▶ _WHAT IS BEING ASKED_
Give the entries back exactly as they stand, but without pictures.

--- START ---

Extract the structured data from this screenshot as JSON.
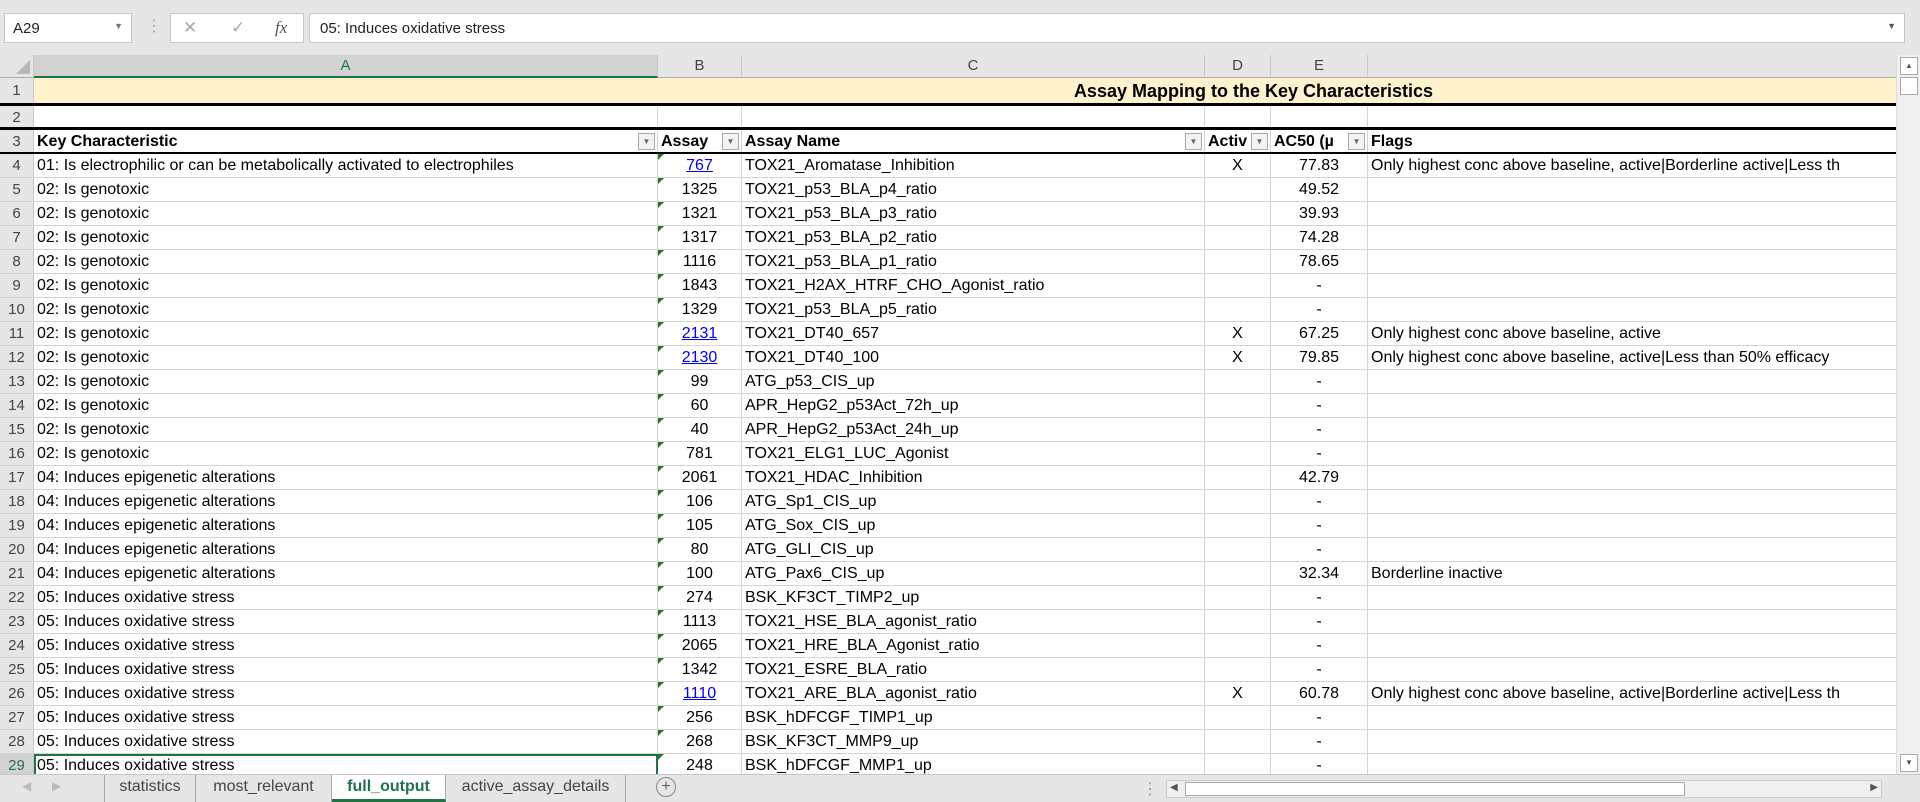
{
  "formula_bar": {
    "name_box": "A29",
    "formula": "05: Induces oxidative stress",
    "cancel": "✕",
    "enter": "✓",
    "fx": "fx"
  },
  "columns": [
    "A",
    "B",
    "C",
    "D",
    "E"
  ],
  "title": "Assay Mapping to the Key Characteristics",
  "headers": {
    "a": "Key Characteristic",
    "b": "Assay",
    "c": "Assay Name",
    "d": "Activ",
    "e": "AC50 (µ",
    "f": "Flags"
  },
  "selected_cell": "A29",
  "rows": [
    {
      "n": 4,
      "a": "01: Is electrophilic or can be metabolically activated to electrophiles",
      "b": "767",
      "link": true,
      "c": "TOX21_Aromatase_Inhibition",
      "d": "X",
      "e": "77.83",
      "f": "Only highest conc above baseline, active|Borderline active|Less th"
    },
    {
      "n": 5,
      "a": "02: Is genotoxic",
      "b": "1325",
      "c": "TOX21_p53_BLA_p4_ratio",
      "d": "",
      "e": "49.52",
      "f": ""
    },
    {
      "n": 6,
      "a": "02: Is genotoxic",
      "b": "1321",
      "c": "TOX21_p53_BLA_p3_ratio",
      "d": "",
      "e": "39.93",
      "f": ""
    },
    {
      "n": 7,
      "a": "02: Is genotoxic",
      "b": "1317",
      "c": "TOX21_p53_BLA_p2_ratio",
      "d": "",
      "e": "74.28",
      "f": ""
    },
    {
      "n": 8,
      "a": "02: Is genotoxic",
      "b": "1116",
      "c": "TOX21_p53_BLA_p1_ratio",
      "d": "",
      "e": "78.65",
      "f": ""
    },
    {
      "n": 9,
      "a": "02: Is genotoxic",
      "b": "1843",
      "c": "TOX21_H2AX_HTRF_CHO_Agonist_ratio",
      "d": "",
      "e": "-",
      "f": ""
    },
    {
      "n": 10,
      "a": "02: Is genotoxic",
      "b": "1329",
      "c": "TOX21_p53_BLA_p5_ratio",
      "d": "",
      "e": "-",
      "f": ""
    },
    {
      "n": 11,
      "a": "02: Is genotoxic",
      "b": "2131",
      "link": true,
      "c": "TOX21_DT40_657",
      "d": "X",
      "e": "67.25",
      "f": "Only highest conc above baseline, active"
    },
    {
      "n": 12,
      "a": "02: Is genotoxic",
      "b": "2130",
      "link": true,
      "c": "TOX21_DT40_100",
      "d": "X",
      "e": "79.85",
      "f": "Only highest conc above baseline, active|Less than 50% efficacy"
    },
    {
      "n": 13,
      "a": "02: Is genotoxic",
      "b": "99",
      "c": "ATG_p53_CIS_up",
      "d": "",
      "e": "-",
      "f": ""
    },
    {
      "n": 14,
      "a": "02: Is genotoxic",
      "b": "60",
      "c": "APR_HepG2_p53Act_72h_up",
      "d": "",
      "e": "-",
      "f": ""
    },
    {
      "n": 15,
      "a": "02: Is genotoxic",
      "b": "40",
      "c": "APR_HepG2_p53Act_24h_up",
      "d": "",
      "e": "-",
      "f": ""
    },
    {
      "n": 16,
      "a": "02: Is genotoxic",
      "b": "781",
      "c": "TOX21_ELG1_LUC_Agonist",
      "d": "",
      "e": "-",
      "f": ""
    },
    {
      "n": 17,
      "a": "04: Induces epigenetic alterations",
      "b": "2061",
      "c": "TOX21_HDAC_Inhibition",
      "d": "",
      "e": "42.79",
      "f": ""
    },
    {
      "n": 18,
      "a": "04: Induces epigenetic alterations",
      "b": "106",
      "c": "ATG_Sp1_CIS_up",
      "d": "",
      "e": "-",
      "f": ""
    },
    {
      "n": 19,
      "a": "04: Induces epigenetic alterations",
      "b": "105",
      "c": "ATG_Sox_CIS_up",
      "d": "",
      "e": "-",
      "f": ""
    },
    {
      "n": 20,
      "a": "04: Induces epigenetic alterations",
      "b": "80",
      "c": "ATG_GLI_CIS_up",
      "d": "",
      "e": "-",
      "f": ""
    },
    {
      "n": 21,
      "a": "04: Induces epigenetic alterations",
      "b": "100",
      "c": "ATG_Pax6_CIS_up",
      "d": "",
      "e": "32.34",
      "f": "Borderline inactive"
    },
    {
      "n": 22,
      "a": "05: Induces oxidative stress",
      "b": "274",
      "c": "BSK_KF3CT_TIMP2_up",
      "d": "",
      "e": "-",
      "f": ""
    },
    {
      "n": 23,
      "a": "05: Induces oxidative stress",
      "b": "1113",
      "c": "TOX21_HSE_BLA_agonist_ratio",
      "d": "",
      "e": "-",
      "f": ""
    },
    {
      "n": 24,
      "a": "05: Induces oxidative stress",
      "b": "2065",
      "c": "TOX21_HRE_BLA_Agonist_ratio",
      "d": "",
      "e": "-",
      "f": ""
    },
    {
      "n": 25,
      "a": "05: Induces oxidative stress",
      "b": "1342",
      "c": "TOX21_ESRE_BLA_ratio",
      "d": "",
      "e": "-",
      "f": ""
    },
    {
      "n": 26,
      "a": "05: Induces oxidative stress",
      "b": "1110",
      "link": true,
      "c": "TOX21_ARE_BLA_agonist_ratio",
      "d": "X",
      "e": "60.78",
      "f": "Only highest conc above baseline, active|Borderline active|Less th"
    },
    {
      "n": 27,
      "a": "05: Induces oxidative stress",
      "b": "256",
      "c": "BSK_hDFCGF_TIMP1_up",
      "d": "",
      "e": "-",
      "f": ""
    },
    {
      "n": 28,
      "a": "05: Induces oxidative stress",
      "b": "268",
      "c": "BSK_KF3CT_MMP9_up",
      "d": "",
      "e": "-",
      "f": ""
    },
    {
      "n": 29,
      "a": "05: Induces oxidative stress",
      "b": "248",
      "c": "BSK_hDFCGF_MMP1_up",
      "d": "",
      "e": "-",
      "f": ""
    }
  ],
  "sheet_tabs": [
    {
      "label": "statistics"
    },
    {
      "label": "most_relevant"
    },
    {
      "label": "full_output",
      "active": true
    },
    {
      "label": "active_assay_details"
    }
  ],
  "colors": {
    "accent": "#217346",
    "title_fill": "#fff2cc",
    "link": "#0000ee"
  }
}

--- END ---

▶ _ANSWER BELOW_
Extract the structured data from this screenshot as JSON.
{
  "formula_bar": {
    "name_box": "A29",
    "formula": "05: Induces oxidative stress",
    "cancel": "✕",
    "enter": "✓",
    "fx": "fx"
  },
  "columns": [
    "A",
    "B",
    "C",
    "D",
    "E"
  ],
  "title": "Assay Mapping to the Key Characteristics",
  "headers": {
    "a": "Key Characteristic",
    "b": "Assay",
    "c": "Assay Name",
    "d": "Activ",
    "e": "AC50 (µ",
    "f": "Flags"
  },
  "selected_cell": "A29",
  "rows": [
    {
      "n": 4,
      "a": "01: Is electrophilic or can be metabolically activated to electrophiles",
      "b": "767",
      "link": true,
      "c": "TOX21_Aromatase_Inhibition",
      "d": "X",
      "e": "77.83",
      "f": "Only highest conc above baseline, active|Borderline active|Less th"
    },
    {
      "n": 5,
      "a": "02: Is genotoxic",
      "b": "1325",
      "c": "TOX21_p53_BLA_p4_ratio",
      "d": "",
      "e": "49.52",
      "f": ""
    },
    {
      "n": 6,
      "a": "02: Is genotoxic",
      "b": "1321",
      "c": "TOX21_p53_BLA_p3_ratio",
      "d": "",
      "e": "39.93",
      "f": ""
    },
    {
      "n": 7,
      "a": "02: Is genotoxic",
      "b": "1317",
      "c": "TOX21_p53_BLA_p2_ratio",
      "d": "",
      "e": "74.28",
      "f": ""
    },
    {
      "n": 8,
      "a": "02: Is genotoxic",
      "b": "1116",
      "c": "TOX21_p53_BLA_p1_ratio",
      "d": "",
      "e": "78.65",
      "f": ""
    },
    {
      "n": 9,
      "a": "02: Is genotoxic",
      "b": "1843",
      "c": "TOX21_H2AX_HTRF_CHO_Agonist_ratio",
      "d": "",
      "e": "-",
      "f": ""
    },
    {
      "n": 10,
      "a": "02: Is genotoxic",
      "b": "1329",
      "c": "TOX21_p53_BLA_p5_ratio",
      "d": "",
      "e": "-",
      "f": ""
    },
    {
      "n": 11,
      "a": "02: Is genotoxic",
      "b": "2131",
      "link": true,
      "c": "TOX21_DT40_657",
      "d": "X",
      "e": "67.25",
      "f": "Only highest conc above baseline, active"
    },
    {
      "n": 12,
      "a": "02: Is genotoxic",
      "b": "2130",
      "link": true,
      "c": "TOX21_DT40_100",
      "d": "X",
      "e": "79.85",
      "f": "Only highest conc above baseline, active|Less than 50% efficacy"
    },
    {
      "n": 13,
      "a": "02: Is genotoxic",
      "b": "99",
      "c": "ATG_p53_CIS_up",
      "d": "",
      "e": "-",
      "f": ""
    },
    {
      "n": 14,
      "a": "02: Is genotoxic",
      "b": "60",
      "c": "APR_HepG2_p53Act_72h_up",
      "d": "",
      "e": "-",
      "f": ""
    },
    {
      "n": 15,
      "a": "02: Is genotoxic",
      "b": "40",
      "c": "APR_HepG2_p53Act_24h_up",
      "d": "",
      "e": "-",
      "f": ""
    },
    {
      "n": 16,
      "a": "02: Is genotoxic",
      "b": "781",
      "c": "TOX21_ELG1_LUC_Agonist",
      "d": "",
      "e": "-",
      "f": ""
    },
    {
      "n": 17,
      "a": "04: Induces epigenetic alterations",
      "b": "2061",
      "c": "TOX21_HDAC_Inhibition",
      "d": "",
      "e": "42.79",
      "f": ""
    },
    {
      "n": 18,
      "a": "04: Induces epigenetic alterations",
      "b": "106",
      "c": "ATG_Sp1_CIS_up",
      "d": "",
      "e": "-",
      "f": ""
    },
    {
      "n": 19,
      "a": "04: Induces epigenetic alterations",
      "b": "105",
      "c": "ATG_Sox_CIS_up",
      "d": "",
      "e": "-",
      "f": ""
    },
    {
      "n": 20,
      "a": "04: Induces epigenetic alterations",
      "b": "80",
      "c": "ATG_GLI_CIS_up",
      "d": "",
      "e": "-",
      "f": ""
    },
    {
      "n": 21,
      "a": "04: Induces epigenetic alterations",
      "b": "100",
      "c": "ATG_Pax6_CIS_up",
      "d": "",
      "e": "32.34",
      "f": "Borderline inactive"
    },
    {
      "n": 22,
      "a": "05: Induces oxidative stress",
      "b": "274",
      "c": "BSK_KF3CT_TIMP2_up",
      "d": "",
      "e": "-",
      "f": ""
    },
    {
      "n": 23,
      "a": "05: Induces oxidative stress",
      "b": "1113",
      "c": "TOX21_HSE_BLA_agonist_ratio",
      "d": "",
      "e": "-",
      "f": ""
    },
    {
      "n": 24,
      "a": "05: Induces oxidative stress",
      "b": "2065",
      "c": "TOX21_HRE_BLA_Agonist_ratio",
      "d": "",
      "e": "-",
      "f": ""
    },
    {
      "n": 25,
      "a": "05: Induces oxidative stress",
      "b": "1342",
      "c": "TOX21_ESRE_BLA_ratio",
      "d": "",
      "e": "-",
      "f": ""
    },
    {
      "n": 26,
      "a": "05: Induces oxidative stress",
      "b": "1110",
      "link": true,
      "c": "TOX21_ARE_BLA_agonist_ratio",
      "d": "X",
      "e": "60.78",
      "f": "Only highest conc above baseline, active|Borderline active|Less th"
    },
    {
      "n": 27,
      "a": "05: Induces oxidative stress",
      "b": "256",
      "c": "BSK_hDFCGF_TIMP1_up",
      "d": "",
      "e": "-",
      "f": ""
    },
    {
      "n": 28,
      "a": "05: Induces oxidative stress",
      "b": "268",
      "c": "BSK_KF3CT_MMP9_up",
      "d": "",
      "e": "-",
      "f": ""
    },
    {
      "n": 29,
      "a": "05: Induces oxidative stress",
      "b": "248",
      "c": "BSK_hDFCGF_MMP1_up",
      "d": "",
      "e": "-",
      "f": ""
    }
  ],
  "sheet_tabs": [
    {
      "label": "statistics"
    },
    {
      "label": "most_relevant"
    },
    {
      "label": "full_output",
      "active": true
    },
    {
      "label": "active_assay_details"
    }
  ],
  "colors": {
    "accent": "#217346",
    "title_fill": "#fff2cc",
    "link": "#0000ee"
  }
}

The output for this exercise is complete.